Items from a data source
↓↓↓

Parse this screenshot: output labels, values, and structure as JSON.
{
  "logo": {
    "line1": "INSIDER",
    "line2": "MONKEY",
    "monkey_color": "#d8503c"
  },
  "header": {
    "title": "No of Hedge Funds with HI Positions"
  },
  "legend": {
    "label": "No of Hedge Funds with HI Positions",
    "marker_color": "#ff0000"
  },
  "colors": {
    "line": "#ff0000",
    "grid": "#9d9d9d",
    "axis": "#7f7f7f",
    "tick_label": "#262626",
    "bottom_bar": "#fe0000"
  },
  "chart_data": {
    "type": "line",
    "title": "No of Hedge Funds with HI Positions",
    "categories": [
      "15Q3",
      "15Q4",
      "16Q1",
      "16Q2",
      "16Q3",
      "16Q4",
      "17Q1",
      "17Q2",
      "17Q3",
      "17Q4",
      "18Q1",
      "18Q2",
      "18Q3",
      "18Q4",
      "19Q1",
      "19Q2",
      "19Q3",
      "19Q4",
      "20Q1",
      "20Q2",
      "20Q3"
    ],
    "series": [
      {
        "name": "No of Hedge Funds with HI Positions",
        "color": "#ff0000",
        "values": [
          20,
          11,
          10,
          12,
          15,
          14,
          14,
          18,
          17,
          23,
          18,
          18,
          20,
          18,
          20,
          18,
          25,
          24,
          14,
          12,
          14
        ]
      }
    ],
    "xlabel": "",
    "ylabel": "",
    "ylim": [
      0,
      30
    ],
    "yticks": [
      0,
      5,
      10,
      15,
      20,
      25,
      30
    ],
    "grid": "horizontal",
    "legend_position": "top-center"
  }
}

↑↑↑

• Task description: Extract all of the data above and output it character for character.

• Exercise result:
Parse this screenshot: output labels, values, and structure as JSON.
{
  "logo": {
    "line1": "INSIDER",
    "line2": "MONKEY",
    "monkey_color": "#d8503c"
  },
  "header": {
    "title": "No of Hedge Funds with HI Positions"
  },
  "legend": {
    "label": "No of Hedge Funds with HI Positions",
    "marker_color": "#ff0000"
  },
  "colors": {
    "line": "#ff0000",
    "grid": "#9d9d9d",
    "axis": "#7f7f7f",
    "tick_label": "#262626",
    "bottom_bar": "#fe0000"
  },
  "chart_data": {
    "type": "line",
    "title": "No of Hedge Funds with HI Positions",
    "categories": [
      "15Q3",
      "15Q4",
      "16Q1",
      "16Q2",
      "16Q3",
      "16Q4",
      "17Q1",
      "17Q2",
      "17Q3",
      "17Q4",
      "18Q1",
      "18Q2",
      "18Q3",
      "18Q4",
      "19Q1",
      "19Q2",
      "19Q3",
      "19Q4",
      "20Q1",
      "20Q2",
      "20Q3"
    ],
    "series": [
      {
        "name": "No of Hedge Funds with HI Positions",
        "color": "#ff0000",
        "values": [
          20,
          11,
          10,
          12,
          15,
          14,
          14,
          18,
          17,
          23,
          18,
          18,
          20,
          18,
          20,
          18,
          25,
          24,
          14,
          12,
          14
        ]
      }
    ],
    "xlabel": "",
    "ylabel": "",
    "ylim": [
      0,
      30
    ],
    "yticks": [
      0,
      5,
      10,
      15,
      20,
      25,
      30
    ],
    "grid": "horizontal",
    "legend_position": "top-center"
  }
}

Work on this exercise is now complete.